Provided data:
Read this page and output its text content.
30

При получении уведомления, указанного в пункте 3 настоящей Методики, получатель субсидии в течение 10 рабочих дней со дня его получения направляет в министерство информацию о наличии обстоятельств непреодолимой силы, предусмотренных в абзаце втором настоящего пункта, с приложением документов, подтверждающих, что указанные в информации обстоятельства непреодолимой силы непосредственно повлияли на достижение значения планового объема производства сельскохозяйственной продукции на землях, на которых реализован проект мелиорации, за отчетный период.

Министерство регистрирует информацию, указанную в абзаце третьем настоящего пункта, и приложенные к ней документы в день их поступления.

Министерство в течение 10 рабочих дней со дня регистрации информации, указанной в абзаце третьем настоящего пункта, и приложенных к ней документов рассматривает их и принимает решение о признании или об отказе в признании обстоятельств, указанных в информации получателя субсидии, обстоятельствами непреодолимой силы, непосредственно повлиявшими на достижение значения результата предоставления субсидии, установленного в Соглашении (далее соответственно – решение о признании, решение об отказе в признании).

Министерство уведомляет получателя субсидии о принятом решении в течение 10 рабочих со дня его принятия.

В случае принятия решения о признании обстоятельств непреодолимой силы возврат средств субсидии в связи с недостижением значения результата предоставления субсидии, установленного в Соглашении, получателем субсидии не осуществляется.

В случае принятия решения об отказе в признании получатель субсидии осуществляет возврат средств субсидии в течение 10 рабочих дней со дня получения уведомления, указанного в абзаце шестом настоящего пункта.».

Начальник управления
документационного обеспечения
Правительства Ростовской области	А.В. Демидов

Short task:
List the lines of the material in which the word "результата" occurs.

Worked solution:
Министерство в течение 10 рабочих дней со дня регистрации информации, указанной в абзаце третьем настоящего пункта, и приложенных к ней документов рассматривает их и принимает решение о признании или об отказе в признании обстоятельств, указанных в информации получателя субсидии, обстоятельствами непреодолимой силы, непосредственно повлиявшими на достижение значения результата предоставления субсидии, установленного в Соглашении (далее соответственно – решение о признании, решение об отказе в признании).
В случае принятия решения о признании обстоятельств непреодолимой силы возврат средств субсидии в связи с недостижением значения результата предоставления субсидии, установленного в Соглашении, получателем субсидии не осуществляется.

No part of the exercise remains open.